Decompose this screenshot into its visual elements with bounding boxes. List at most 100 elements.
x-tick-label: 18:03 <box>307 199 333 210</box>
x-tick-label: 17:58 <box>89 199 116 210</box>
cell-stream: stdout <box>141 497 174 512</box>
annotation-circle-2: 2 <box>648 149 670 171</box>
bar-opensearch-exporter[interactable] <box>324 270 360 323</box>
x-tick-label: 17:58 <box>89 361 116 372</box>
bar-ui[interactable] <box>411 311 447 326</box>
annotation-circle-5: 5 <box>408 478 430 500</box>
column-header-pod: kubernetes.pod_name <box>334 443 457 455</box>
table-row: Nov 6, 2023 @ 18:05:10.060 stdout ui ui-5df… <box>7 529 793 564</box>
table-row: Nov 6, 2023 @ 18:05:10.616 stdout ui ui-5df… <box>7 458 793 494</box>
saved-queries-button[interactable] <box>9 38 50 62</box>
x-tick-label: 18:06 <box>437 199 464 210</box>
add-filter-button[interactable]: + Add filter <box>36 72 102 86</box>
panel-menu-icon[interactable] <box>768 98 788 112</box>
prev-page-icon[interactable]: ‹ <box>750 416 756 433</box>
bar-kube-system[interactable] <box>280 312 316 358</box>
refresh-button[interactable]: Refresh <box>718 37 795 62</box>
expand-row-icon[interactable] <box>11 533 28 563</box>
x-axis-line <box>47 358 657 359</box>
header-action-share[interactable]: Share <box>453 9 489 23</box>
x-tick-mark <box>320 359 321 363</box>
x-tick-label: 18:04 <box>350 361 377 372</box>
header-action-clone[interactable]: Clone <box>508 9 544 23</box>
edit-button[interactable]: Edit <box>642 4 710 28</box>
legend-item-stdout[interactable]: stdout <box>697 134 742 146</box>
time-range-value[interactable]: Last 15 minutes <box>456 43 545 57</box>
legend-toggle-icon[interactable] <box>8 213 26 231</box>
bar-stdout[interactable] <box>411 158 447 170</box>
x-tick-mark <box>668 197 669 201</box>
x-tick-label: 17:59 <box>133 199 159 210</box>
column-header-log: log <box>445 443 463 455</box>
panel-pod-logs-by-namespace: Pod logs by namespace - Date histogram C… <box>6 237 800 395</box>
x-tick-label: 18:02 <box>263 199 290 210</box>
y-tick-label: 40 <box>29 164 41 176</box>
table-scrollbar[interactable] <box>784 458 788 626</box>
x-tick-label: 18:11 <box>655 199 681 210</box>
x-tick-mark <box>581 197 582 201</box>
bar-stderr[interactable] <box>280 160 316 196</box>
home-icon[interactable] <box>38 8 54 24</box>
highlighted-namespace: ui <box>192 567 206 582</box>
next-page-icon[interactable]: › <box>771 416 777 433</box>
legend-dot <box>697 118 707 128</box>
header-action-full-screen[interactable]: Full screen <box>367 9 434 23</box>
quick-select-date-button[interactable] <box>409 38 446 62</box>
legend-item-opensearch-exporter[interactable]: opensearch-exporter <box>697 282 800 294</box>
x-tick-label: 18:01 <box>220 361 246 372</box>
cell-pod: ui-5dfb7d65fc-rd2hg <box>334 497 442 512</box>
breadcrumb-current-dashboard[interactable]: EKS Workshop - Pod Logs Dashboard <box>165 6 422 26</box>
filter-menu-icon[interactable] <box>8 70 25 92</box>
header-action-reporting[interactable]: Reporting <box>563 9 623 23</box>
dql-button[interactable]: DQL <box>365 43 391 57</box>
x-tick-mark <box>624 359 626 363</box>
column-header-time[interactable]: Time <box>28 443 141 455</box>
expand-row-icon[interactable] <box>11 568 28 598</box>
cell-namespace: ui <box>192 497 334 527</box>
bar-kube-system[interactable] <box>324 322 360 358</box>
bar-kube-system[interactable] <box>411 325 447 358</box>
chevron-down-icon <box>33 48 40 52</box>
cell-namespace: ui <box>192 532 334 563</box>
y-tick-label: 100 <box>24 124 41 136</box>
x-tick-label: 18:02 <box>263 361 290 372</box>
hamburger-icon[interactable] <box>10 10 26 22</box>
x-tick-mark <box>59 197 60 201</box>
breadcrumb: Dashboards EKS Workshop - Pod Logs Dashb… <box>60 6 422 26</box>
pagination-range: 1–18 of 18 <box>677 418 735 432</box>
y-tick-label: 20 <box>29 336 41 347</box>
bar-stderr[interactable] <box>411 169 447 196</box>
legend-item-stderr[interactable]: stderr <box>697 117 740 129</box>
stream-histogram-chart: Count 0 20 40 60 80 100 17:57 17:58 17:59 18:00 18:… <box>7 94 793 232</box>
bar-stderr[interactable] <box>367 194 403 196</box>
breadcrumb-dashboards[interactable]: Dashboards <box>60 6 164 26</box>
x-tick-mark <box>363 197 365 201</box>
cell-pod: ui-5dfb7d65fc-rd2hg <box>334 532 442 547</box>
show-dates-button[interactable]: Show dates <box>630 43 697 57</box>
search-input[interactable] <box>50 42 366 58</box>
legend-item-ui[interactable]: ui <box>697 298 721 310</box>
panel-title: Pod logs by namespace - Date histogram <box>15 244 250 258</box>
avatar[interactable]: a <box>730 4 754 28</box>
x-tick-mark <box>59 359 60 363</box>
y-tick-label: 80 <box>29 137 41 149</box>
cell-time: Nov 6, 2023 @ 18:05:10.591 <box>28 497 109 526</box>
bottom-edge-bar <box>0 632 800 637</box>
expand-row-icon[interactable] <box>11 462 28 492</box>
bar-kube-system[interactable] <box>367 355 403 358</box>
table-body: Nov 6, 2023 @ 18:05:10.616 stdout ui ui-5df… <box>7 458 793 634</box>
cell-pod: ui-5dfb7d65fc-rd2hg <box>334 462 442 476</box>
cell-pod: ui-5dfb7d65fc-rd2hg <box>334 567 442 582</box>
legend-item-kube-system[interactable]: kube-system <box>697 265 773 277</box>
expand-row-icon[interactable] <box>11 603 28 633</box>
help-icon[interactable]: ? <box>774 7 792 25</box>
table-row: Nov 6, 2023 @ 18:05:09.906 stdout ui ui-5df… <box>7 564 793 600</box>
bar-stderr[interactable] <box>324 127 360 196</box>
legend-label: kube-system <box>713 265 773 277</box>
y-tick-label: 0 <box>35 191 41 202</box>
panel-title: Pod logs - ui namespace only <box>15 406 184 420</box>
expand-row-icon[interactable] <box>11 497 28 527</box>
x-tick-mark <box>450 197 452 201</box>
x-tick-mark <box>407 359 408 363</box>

--------------------------------------------------

▸ WORK REQUIRED
Rewrite all of the data above, replacing every occurrence of "kube-system" with "monitoring" and leaving everything else unchanged.

▸ TASK RESPONSE
Decompose this screenshot into its visual elements with bounding boxes. List at most 100 elements.
x-tick-label: 18:03 <box>307 199 333 210</box>
x-tick-label: 17:58 <box>89 199 116 210</box>
cell-stream: stdout <box>141 497 174 512</box>
annotation-circle-2: 2 <box>648 149 670 171</box>
bar-opensearch-exporter[interactable] <box>324 270 360 323</box>
x-tick-label: 17:58 <box>89 361 116 372</box>
bar-ui[interactable] <box>411 311 447 326</box>
annotation-circle-5: 5 <box>408 478 430 500</box>
column-header-pod: kubernetes.pod_name <box>334 443 457 455</box>
table-row: Nov 6, 2023 @ 18:05:10.060 stdout ui ui-5df… <box>7 529 793 564</box>
table-row: Nov 6, 2023 @ 18:05:10.616 stdout ui ui-5df… <box>7 458 793 494</box>
saved-queries-button[interactable] <box>9 38 50 62</box>
x-tick-label: 18:06 <box>437 199 464 210</box>
add-filter-button[interactable]: + Add filter <box>36 72 102 86</box>
panel-menu-icon[interactable] <box>768 98 788 112</box>
prev-page-icon[interactable]: ‹ <box>750 416 756 433</box>
bar-monitoring[interactable] <box>280 312 316 358</box>
refresh-button[interactable]: Refresh <box>718 37 795 62</box>
expand-row-icon[interactable] <box>11 533 28 563</box>
x-axis-line <box>47 358 657 359</box>
header-action-share[interactable]: Share <box>453 9 489 23</box>
x-tick-mark <box>320 359 321 363</box>
x-tick-label: 18:04 <box>350 361 377 372</box>
header-action-clone[interactable]: Clone <box>508 9 544 23</box>
edit-button[interactable]: Edit <box>642 4 710 28</box>
legend-item-stdout[interactable]: stdout <box>697 134 742 146</box>
time-range-value[interactable]: Last 15 minutes <box>456 43 545 57</box>
legend-toggle-icon[interactable] <box>8 213 26 231</box>
bar-stdout[interactable] <box>411 158 447 170</box>
x-tick-mark <box>668 197 669 201</box>
x-tick-label: 17:59 <box>133 199 159 210</box>
column-header-log: log <box>445 443 463 455</box>
panel-pod-logs-by-namespace: Pod logs by namespace - Date histogram C… <box>6 237 800 395</box>
x-tick-label: 18:02 <box>263 199 290 210</box>
y-tick-label: 40 <box>29 164 41 176</box>
table-scrollbar[interactable] <box>784 458 788 626</box>
x-tick-label: 18:11 <box>655 199 681 210</box>
x-tick-mark <box>581 197 582 201</box>
bar-stderr[interactable] <box>280 160 316 196</box>
home-icon[interactable] <box>38 8 54 24</box>
highlighted-namespace: ui <box>192 567 206 582</box>
next-page-icon[interactable]: › <box>771 416 777 433</box>
legend-dot <box>697 118 707 128</box>
header-action-full-screen[interactable]: Full screen <box>367 9 434 23</box>
quick-select-date-button[interactable] <box>409 38 446 62</box>
legend-item-opensearch-exporter[interactable]: opensearch-exporter <box>697 282 800 294</box>
x-tick-label: 18:01 <box>220 361 246 372</box>
cell-pod: ui-5dfb7d65fc-rd2hg <box>334 497 442 512</box>
breadcrumb-current-dashboard[interactable]: EKS Workshop - Pod Logs Dashboard <box>165 6 422 26</box>
filter-menu-icon[interactable] <box>8 70 25 92</box>
header-action-reporting[interactable]: Reporting <box>563 9 623 23</box>
dql-button[interactable]: DQL <box>365 43 391 57</box>
x-tick-mark <box>624 359 626 363</box>
column-header-time[interactable]: Time <box>28 443 141 455</box>
expand-row-icon[interactable] <box>11 568 28 598</box>
cell-namespace: ui <box>192 497 334 527</box>
bar-monitoring[interactable] <box>324 322 360 358</box>
bar-monitoring[interactable] <box>411 325 447 358</box>
chevron-down-icon <box>33 48 40 52</box>
cell-namespace: ui <box>192 532 334 563</box>
y-tick-label: 100 <box>24 124 41 136</box>
x-tick-label: 18:02 <box>263 361 290 372</box>
hamburger-icon[interactable] <box>10 10 26 22</box>
x-tick-mark <box>59 197 60 201</box>
breadcrumb: Dashboards EKS Workshop - Pod Logs Dashb… <box>60 6 422 26</box>
pagination-range: 1–18 of 18 <box>677 418 735 432</box>
y-tick-label: 20 <box>29 336 41 347</box>
bar-stderr[interactable] <box>411 169 447 196</box>
legend-item-stderr[interactable]: stderr <box>697 117 740 129</box>
stream-histogram-chart: Count 0 20 40 60 80 100 17:57 17:58 17:59 18:00 18:… <box>7 94 793 232</box>
bar-stderr[interactable] <box>367 194 403 196</box>
breadcrumb-dashboards[interactable]: Dashboards <box>60 6 164 26</box>
x-tick-mark <box>363 197 365 201</box>
cell-pod: ui-5dfb7d65fc-rd2hg <box>334 532 442 547</box>
show-dates-button[interactable]: Show dates <box>630 43 697 57</box>
search-input[interactable] <box>50 42 366 58</box>
legend-item-ui[interactable]: ui <box>697 298 721 310</box>
panel-title: Pod logs by namespace - Date histogram <box>15 244 250 258</box>
avatar[interactable]: a <box>730 4 754 28</box>
x-tick-mark <box>59 359 60 363</box>
y-tick-label: 80 <box>29 137 41 149</box>
cell-time: Nov 6, 2023 @ 18:05:10.591 <box>28 497 109 526</box>
bottom-edge-bar <box>0 632 800 637</box>
expand-row-icon[interactable] <box>11 462 28 492</box>
bar-monitoring[interactable] <box>367 355 403 358</box>
table-body: Nov 6, 2023 @ 18:05:10.616 stdout ui ui-5df… <box>7 458 793 634</box>
cell-pod: ui-5dfb7d65fc-rd2hg <box>334 462 442 476</box>
cell-pod: ui-5dfb7d65fc-rd2hg <box>334 567 442 582</box>
legend-item-monitoring[interactable]: monitoring <box>697 265 773 277</box>
expand-row-icon[interactable] <box>11 603 28 633</box>
help-icon[interactable]: ? <box>774 7 792 25</box>
table-row: Nov 6, 2023 @ 18:05:09.906 stdout ui ui-5df… <box>7 564 793 600</box>
bar-stderr[interactable] <box>324 127 360 196</box>
legend-label: monitoring <box>713 265 773 277</box>
y-tick-label: 0 <box>35 191 41 202</box>
panel-title: Pod logs - ui namespace only <box>15 406 184 420</box>
expand-row-icon[interactable] <box>11 497 28 527</box>
x-tick-mark <box>450 197 452 201</box>
x-tick-mark <box>407 359 408 363</box>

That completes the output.